> Materials provided:
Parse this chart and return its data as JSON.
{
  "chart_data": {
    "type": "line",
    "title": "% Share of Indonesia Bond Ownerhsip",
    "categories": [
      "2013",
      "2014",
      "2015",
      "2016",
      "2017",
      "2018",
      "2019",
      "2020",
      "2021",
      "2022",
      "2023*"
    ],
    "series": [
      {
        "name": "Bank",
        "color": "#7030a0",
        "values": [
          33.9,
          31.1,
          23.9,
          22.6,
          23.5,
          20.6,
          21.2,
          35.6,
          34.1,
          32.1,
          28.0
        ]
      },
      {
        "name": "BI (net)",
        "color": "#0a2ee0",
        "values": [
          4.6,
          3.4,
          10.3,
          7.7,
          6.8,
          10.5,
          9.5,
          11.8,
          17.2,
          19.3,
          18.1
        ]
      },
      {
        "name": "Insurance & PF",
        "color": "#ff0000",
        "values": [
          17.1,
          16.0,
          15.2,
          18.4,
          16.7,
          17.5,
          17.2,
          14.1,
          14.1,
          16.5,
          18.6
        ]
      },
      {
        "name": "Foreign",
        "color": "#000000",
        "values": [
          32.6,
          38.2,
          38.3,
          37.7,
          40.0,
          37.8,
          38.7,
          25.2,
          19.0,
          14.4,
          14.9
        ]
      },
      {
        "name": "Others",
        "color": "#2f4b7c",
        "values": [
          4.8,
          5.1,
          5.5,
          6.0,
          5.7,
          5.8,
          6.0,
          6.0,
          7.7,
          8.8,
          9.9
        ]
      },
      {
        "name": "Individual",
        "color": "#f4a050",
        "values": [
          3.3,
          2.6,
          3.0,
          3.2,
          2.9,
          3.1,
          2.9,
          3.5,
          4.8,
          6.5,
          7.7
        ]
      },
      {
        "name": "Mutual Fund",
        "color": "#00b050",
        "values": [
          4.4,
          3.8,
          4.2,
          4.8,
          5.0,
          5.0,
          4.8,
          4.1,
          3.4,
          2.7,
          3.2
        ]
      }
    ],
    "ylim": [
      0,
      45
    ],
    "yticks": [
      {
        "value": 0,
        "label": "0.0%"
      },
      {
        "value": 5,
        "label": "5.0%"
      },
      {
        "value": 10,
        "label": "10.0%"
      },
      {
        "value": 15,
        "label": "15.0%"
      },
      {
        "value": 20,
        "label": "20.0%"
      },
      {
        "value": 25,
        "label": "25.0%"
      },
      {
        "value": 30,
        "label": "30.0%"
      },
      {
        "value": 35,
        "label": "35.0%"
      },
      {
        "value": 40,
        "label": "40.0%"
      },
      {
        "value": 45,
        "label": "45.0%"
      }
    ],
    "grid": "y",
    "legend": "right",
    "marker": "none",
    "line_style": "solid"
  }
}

> Given request: From the data above, copy each line that has the string "name".

> Written response:
        "name": "Bank",
        "name": "BI (net)",
        "name": "Insurance & PF",
        "name": "Foreign",
        "name": "Others",
        "name": "Individual",
        "name": "Mutual Fund",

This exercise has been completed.